Records:
►
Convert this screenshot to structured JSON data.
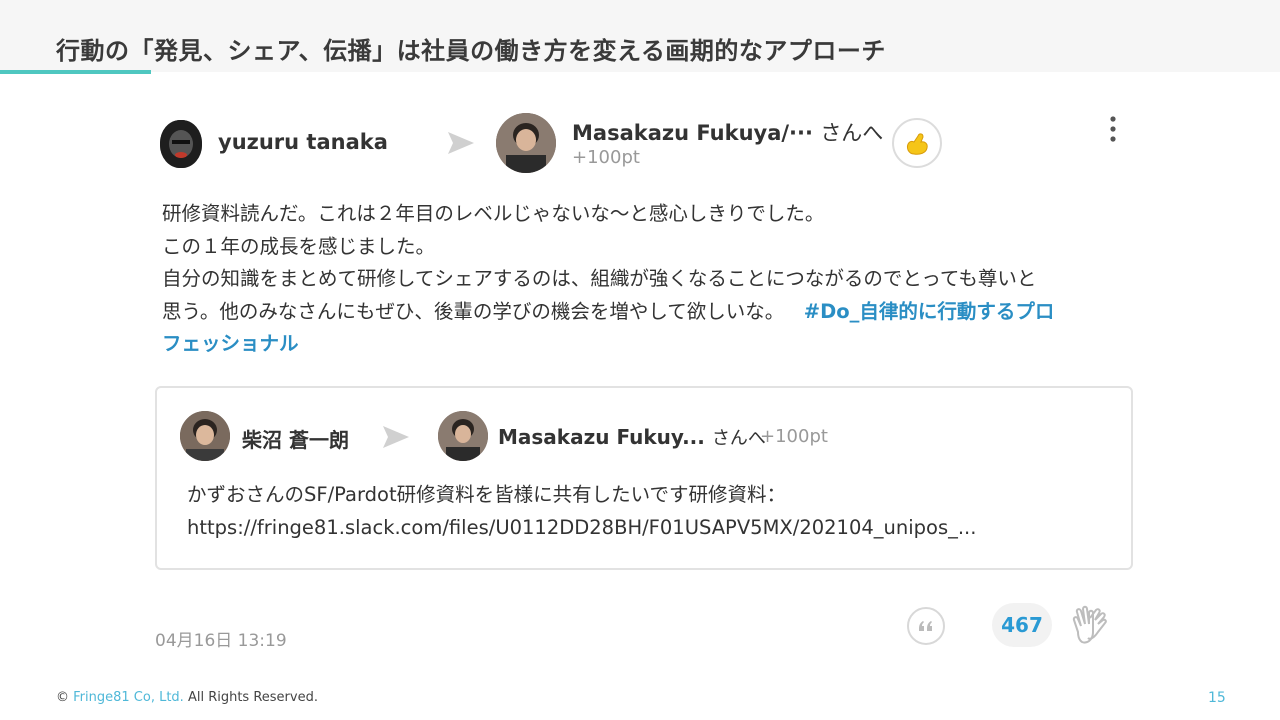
{
  "slide": {
    "title": "行動の「発見、シェア、伝播」は社員の働き方を変える画期的なアプローチ",
    "page_number": "15",
    "copyright_symbol": "©",
    "copyright_brand": "Fringe81 Co, Ltd.",
    "copyright_text": "All Rights Reserved."
  },
  "post": {
    "sender": "yuzuru tanaka",
    "receiver_name": "Masakazu Fukuya/···",
    "receiver_suffix": "さんへ",
    "points": "+100pt",
    "message_lines": [
      "研修資料読んだ。これは２年目のレベルじゃないな〜と感心しきりでした。",
      "この１年の成長を感じました。",
      "自分の知識をまとめて研修してシェアするのは、組織が強くなることにつながるのでとっても尊いと",
      "思う。他のみなさんにもぜひ、後輩の学びの機会を増やして欲しいな。"
    ],
    "hashtag_part1": "#Do_自律的に行動するプロ",
    "hashtag_part2": "フェッショナル",
    "timestamp": "04月16日 13:19",
    "clap_count": "467",
    "icons": {
      "more": "more-vertical-icon",
      "reaction": "flexed-biceps-icon",
      "quote": "quote-icon",
      "clap": "clapping-hands-icon",
      "arrow": "send-arrow-icon"
    }
  },
  "quoted_post": {
    "sender": "柴沼 蒼一朗",
    "receiver_name": "Masakazu Fukuy...",
    "receiver_suffix": "さんへ",
    "points": "+100pt",
    "body_line1": "かずおさんのSF/Pardot研修資料を皆様に共有したいです研修資料：",
    "body_line2": "https://fringe81.slack.com/files/U0112DD28BH/F01USAPV5MX/202104_unipos_..."
  },
  "colors": {
    "accent_teal": "#4fc7c0",
    "hashtag_blue": "#2a8ec4",
    "count_blue": "#2a9ad4",
    "muted_gray": "#999999"
  }
}
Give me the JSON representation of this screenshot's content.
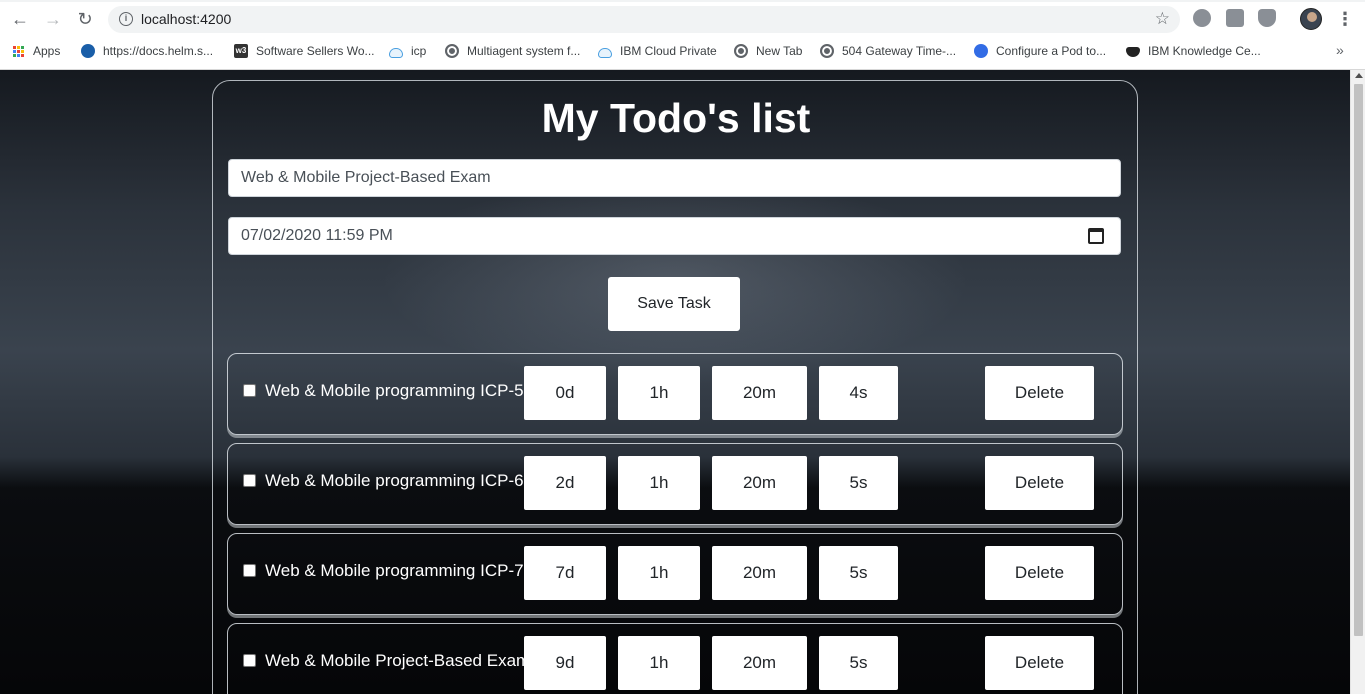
◄
PROBLEM STATEMENT: Report the number of lines of the listing above that hold the string "this", with no other text.

FULL OUTPUT: 2